» Job
Filter out everything except lines holding "will".

***** Data for this exercise

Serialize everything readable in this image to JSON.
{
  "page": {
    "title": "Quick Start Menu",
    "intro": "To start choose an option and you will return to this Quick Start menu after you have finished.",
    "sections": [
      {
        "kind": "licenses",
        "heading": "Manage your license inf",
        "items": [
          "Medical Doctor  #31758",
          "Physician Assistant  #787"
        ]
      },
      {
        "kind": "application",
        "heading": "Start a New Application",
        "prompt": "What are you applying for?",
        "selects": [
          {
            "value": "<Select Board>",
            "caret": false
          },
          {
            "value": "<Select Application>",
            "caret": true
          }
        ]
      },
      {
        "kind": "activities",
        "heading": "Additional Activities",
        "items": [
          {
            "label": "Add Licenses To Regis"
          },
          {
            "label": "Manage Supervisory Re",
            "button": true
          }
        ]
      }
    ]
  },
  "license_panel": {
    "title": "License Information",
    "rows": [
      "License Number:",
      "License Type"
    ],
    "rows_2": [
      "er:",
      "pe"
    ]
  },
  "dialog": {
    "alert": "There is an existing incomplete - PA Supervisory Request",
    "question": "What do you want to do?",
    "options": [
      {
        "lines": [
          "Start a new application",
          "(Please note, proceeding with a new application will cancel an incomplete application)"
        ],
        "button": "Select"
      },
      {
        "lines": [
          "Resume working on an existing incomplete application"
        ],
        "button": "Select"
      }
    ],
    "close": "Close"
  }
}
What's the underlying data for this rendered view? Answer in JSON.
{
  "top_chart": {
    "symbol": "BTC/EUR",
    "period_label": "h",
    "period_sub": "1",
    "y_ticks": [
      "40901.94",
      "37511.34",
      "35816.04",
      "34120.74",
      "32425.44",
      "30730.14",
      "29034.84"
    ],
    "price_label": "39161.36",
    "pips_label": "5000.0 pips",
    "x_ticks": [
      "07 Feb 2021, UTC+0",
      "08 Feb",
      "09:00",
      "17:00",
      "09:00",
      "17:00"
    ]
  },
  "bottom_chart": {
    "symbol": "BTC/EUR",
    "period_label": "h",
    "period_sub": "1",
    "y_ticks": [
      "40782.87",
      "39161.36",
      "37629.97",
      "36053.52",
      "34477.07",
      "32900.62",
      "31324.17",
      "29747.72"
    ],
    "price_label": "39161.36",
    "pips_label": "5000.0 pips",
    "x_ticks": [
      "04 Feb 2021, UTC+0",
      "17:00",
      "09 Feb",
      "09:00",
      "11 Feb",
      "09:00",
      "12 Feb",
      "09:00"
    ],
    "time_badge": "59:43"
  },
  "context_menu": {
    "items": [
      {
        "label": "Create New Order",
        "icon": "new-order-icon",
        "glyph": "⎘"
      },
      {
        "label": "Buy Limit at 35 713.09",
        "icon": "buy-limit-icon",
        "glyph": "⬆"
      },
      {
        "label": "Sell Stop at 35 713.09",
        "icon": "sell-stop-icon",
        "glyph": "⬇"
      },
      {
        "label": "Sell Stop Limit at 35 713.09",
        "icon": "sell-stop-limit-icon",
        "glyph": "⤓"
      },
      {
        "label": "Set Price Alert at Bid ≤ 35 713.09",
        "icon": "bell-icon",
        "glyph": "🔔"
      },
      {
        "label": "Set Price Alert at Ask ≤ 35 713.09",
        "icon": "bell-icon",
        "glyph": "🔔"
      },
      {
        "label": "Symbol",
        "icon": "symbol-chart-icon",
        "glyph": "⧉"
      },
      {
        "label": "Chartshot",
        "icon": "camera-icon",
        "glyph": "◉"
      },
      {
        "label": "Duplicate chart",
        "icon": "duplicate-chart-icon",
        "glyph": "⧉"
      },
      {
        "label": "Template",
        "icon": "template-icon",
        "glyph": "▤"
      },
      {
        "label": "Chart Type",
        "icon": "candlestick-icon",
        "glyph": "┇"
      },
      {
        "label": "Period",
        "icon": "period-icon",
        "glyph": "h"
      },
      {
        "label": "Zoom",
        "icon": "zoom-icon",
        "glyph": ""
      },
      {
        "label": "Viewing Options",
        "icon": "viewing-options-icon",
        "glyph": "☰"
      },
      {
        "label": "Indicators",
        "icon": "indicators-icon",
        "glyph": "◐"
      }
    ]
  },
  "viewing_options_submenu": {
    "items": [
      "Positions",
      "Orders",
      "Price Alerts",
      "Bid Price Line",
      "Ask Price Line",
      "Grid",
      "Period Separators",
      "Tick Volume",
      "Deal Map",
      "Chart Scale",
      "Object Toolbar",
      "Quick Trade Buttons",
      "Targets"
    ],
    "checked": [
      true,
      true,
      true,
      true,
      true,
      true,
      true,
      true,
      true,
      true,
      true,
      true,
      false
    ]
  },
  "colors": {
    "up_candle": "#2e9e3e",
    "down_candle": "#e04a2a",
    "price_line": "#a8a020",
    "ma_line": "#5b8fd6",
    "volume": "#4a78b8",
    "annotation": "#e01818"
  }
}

**********

» Reply to the task
    "intro": "To start choose an option and you will return to this Quick Start menu after you have finished.",
          "(Please note, proceeding with a new application will cancel an incomplete application)"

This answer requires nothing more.